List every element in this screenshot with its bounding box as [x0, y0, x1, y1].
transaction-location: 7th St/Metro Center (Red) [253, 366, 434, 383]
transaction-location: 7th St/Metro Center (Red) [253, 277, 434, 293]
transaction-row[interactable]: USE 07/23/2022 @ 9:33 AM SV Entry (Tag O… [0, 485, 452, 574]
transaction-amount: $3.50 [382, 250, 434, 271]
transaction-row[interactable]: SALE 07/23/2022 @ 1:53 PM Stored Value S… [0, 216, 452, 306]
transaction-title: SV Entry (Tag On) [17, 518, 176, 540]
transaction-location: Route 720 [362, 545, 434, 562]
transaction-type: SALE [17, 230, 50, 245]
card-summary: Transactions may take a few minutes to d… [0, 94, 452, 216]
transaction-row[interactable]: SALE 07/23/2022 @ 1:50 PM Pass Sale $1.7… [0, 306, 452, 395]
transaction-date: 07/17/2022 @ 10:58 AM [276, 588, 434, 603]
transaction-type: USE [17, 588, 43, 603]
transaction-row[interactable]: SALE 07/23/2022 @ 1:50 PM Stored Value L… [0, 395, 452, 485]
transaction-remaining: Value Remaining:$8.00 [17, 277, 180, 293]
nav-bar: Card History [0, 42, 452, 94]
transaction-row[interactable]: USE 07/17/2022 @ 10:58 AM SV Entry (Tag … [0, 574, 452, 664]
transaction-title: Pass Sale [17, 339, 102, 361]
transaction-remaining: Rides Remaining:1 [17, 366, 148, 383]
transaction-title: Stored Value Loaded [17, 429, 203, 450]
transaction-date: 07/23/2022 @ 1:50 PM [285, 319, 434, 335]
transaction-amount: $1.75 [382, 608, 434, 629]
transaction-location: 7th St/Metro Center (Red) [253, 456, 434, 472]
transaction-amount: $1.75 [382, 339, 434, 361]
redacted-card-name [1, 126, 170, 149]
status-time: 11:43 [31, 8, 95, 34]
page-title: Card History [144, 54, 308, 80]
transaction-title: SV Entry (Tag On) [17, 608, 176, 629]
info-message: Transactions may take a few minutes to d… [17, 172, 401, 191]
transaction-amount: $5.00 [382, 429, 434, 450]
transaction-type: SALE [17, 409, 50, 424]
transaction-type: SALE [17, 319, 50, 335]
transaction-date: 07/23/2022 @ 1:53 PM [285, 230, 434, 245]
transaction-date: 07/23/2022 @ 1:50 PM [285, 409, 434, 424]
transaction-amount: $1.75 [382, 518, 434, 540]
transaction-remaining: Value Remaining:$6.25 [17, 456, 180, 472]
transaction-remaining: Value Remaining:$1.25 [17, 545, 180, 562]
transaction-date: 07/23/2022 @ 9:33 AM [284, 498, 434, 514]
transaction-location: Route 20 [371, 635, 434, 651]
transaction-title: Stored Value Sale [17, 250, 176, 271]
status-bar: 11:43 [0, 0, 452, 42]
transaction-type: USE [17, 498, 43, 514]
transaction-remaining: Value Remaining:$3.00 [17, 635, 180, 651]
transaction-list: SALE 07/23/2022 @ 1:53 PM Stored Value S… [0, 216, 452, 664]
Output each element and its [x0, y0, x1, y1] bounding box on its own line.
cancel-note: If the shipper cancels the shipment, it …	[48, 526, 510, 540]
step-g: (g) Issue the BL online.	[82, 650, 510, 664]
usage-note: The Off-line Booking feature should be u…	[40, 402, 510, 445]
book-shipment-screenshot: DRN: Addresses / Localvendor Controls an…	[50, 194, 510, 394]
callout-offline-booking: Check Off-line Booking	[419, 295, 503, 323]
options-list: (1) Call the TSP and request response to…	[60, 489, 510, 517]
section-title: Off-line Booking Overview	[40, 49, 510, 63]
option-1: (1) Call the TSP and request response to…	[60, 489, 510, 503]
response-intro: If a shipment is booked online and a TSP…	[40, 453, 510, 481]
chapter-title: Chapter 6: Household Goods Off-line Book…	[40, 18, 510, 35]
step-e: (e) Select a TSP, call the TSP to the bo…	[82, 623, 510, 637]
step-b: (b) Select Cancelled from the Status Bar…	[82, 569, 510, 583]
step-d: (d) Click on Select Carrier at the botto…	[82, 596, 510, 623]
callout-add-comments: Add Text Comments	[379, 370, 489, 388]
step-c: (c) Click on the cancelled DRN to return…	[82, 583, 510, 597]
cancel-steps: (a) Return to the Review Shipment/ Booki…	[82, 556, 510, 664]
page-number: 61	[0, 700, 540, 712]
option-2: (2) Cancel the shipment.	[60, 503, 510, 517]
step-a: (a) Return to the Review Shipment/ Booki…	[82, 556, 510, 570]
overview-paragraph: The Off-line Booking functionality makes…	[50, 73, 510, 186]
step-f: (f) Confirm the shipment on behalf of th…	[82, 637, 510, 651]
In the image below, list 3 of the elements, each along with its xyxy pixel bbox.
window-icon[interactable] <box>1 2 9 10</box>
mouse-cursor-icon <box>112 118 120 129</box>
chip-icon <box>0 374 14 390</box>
────────────────────
▸ **EXERCISE GOAL**
Extract every line of the listing above and reproduce each one verbatim, in its original order.

▸ **WORKED SOLUTION**
List every element in this screenshot with its bounding box as [x0, y0, x1, y1].
transaction-location: 7th St/Metro Center (Red) [253, 366, 434, 383]
transaction-location: 7th St/Metro Center (Red) [253, 277, 434, 293]
transaction-row[interactable]: USE 07/23/2022 @ 9:33 AM SV Entry (Tag O… [0, 485, 452, 574]
transaction-amount: $3.50 [382, 250, 434, 271]
transaction-row[interactable]: SALE 07/23/2022 @ 1:53 PM Stored Value S… [0, 216, 452, 306]
transaction-title: SV Entry (Tag On) [17, 518, 176, 540]
transaction-location: Route 720 [362, 545, 434, 562]
transaction-type: SALE [17, 230, 50, 245]
card-summary: Transactions may take a few minutes to d… [0, 94, 452, 216]
transaction-row[interactable]: SALE 07/23/2022 @ 1:50 PM Pass Sale $1.7… [0, 306, 452, 395]
transaction-date: 07/17/2022 @ 10:58 AM [276, 588, 434, 603]
transaction-type: USE [17, 588, 43, 603]
transaction-row[interactable]: SALE 07/23/2022 @ 1:50 PM Stored Value L… [0, 395, 452, 485]
transaction-remaining: Value Remaining:$8.00 [17, 277, 180, 293]
nav-bar: Card History [0, 42, 452, 94]
transaction-row[interactable]: USE 07/17/2022 @ 10:58 AM SV Entry (Tag … [0, 574, 452, 664]
transaction-title: Pass Sale [17, 339, 102, 361]
transaction-remaining: Rides Remaining:1 [17, 366, 148, 383]
transaction-title: Stored Value Loaded [17, 429, 203, 450]
transaction-date: 07/23/2022 @ 1:50 PM [285, 319, 434, 335]
transaction-amount: $1.75 [382, 608, 434, 629]
transaction-location: 7th St/Metro Center (Red) [253, 456, 434, 472]
transaction-amount: $1.75 [382, 339, 434, 361]
redacted-card-name [1, 126, 170, 149]
status-time: 11:43 [31, 8, 95, 34]
page-title: Card History [144, 54, 308, 80]
transaction-title: SV Entry (Tag On) [17, 608, 176, 629]
info-message: Transactions may take a few minutes to d… [17, 172, 401, 191]
transaction-amount: $5.00 [382, 429, 434, 450]
transaction-type: SALE [17, 409, 50, 424]
transaction-type: SALE [17, 319, 50, 335]
transaction-date: 07/23/2022 @ 1:53 PM [285, 230, 434, 245]
transaction-date: 07/23/2022 @ 1:50 PM [285, 409, 434, 424]
transaction-amount: $1.75 [382, 518, 434, 540]
transaction-remaining: Value Remaining:$6.25 [17, 456, 180, 472]
transaction-remaining: Value Remaining:$1.25 [17, 545, 180, 562]
transaction-date: 07/23/2022 @ 9:33 AM [284, 498, 434, 514]
transaction-location: Route 20 [371, 635, 434, 651]
transaction-title: Stored Value Sale [17, 250, 176, 271]
status-bar: 11:43 [0, 0, 452, 42]
transaction-type: USE [17, 498, 43, 514]
transaction-remaining: Value Remaining:$3.00 [17, 635, 180, 651]
transaction-list: SALE 07/23/2022 @ 1:53 PM Stored Value S… [0, 216, 452, 664]
Output each element and its [x0, y0, x1, y1] bounding box on its own line.
cancel-note: If the shipper cancels the shipment, it …	[48, 526, 510, 540]
step-g: (g) Issue the BL online.	[82, 650, 510, 664]
usage-note: The Off-line Booking feature should be u…	[40, 402, 510, 445]
book-shipment-screenshot: DRN: Addresses / Localvendor Controls an…	[50, 194, 510, 394]
callout-offline-booking: Check Off-line Booking	[419, 295, 503, 323]
options-list: (1) Call the TSP and request response to…	[60, 489, 510, 517]
section-title: Off-line Booking Overview	[40, 49, 510, 63]
option-1: (1) Call the TSP and request response to…	[60, 489, 510, 503]
response-intro: If a shipment is booked online and a TSP…	[40, 453, 510, 481]
chapter-title: Chapter 6: Household Goods Off-line Book…	[40, 18, 510, 35]
step-e: (e) Select a TSP, call the TSP to the bo…	[82, 623, 510, 637]
step-b: (b) Select Cancelled from the Status Bar…	[82, 569, 510, 583]
step-d: (d) Click on Select Carrier at the botto…	[82, 596, 510, 623]
callout-add-comments: Add Text Comments	[379, 370, 489, 388]
step-c: (c) Click on the cancelled DRN to return…	[82, 583, 510, 597]
cancel-steps: (a) Return to the Review Shipment/ Booki…	[82, 556, 510, 664]
page-number: 61	[0, 700, 540, 712]
option-2: (2) Cancel the shipment.	[60, 503, 510, 517]
step-a: (a) Return to the Review Shipment/ Booki…	[82, 556, 510, 570]
overview-paragraph: The Off-line Booking functionality makes…	[50, 73, 510, 186]
step-f: (f) Confirm the shipment on behalf of th…	[82, 637, 510, 651]
In the image below, list 3 of the elements, each along with its xyxy pixel bbox.
window-icon[interactable] <box>1 2 9 10</box>
mouse-cursor-icon <box>112 118 120 129</box>
chip-icon <box>0 374 14 390</box>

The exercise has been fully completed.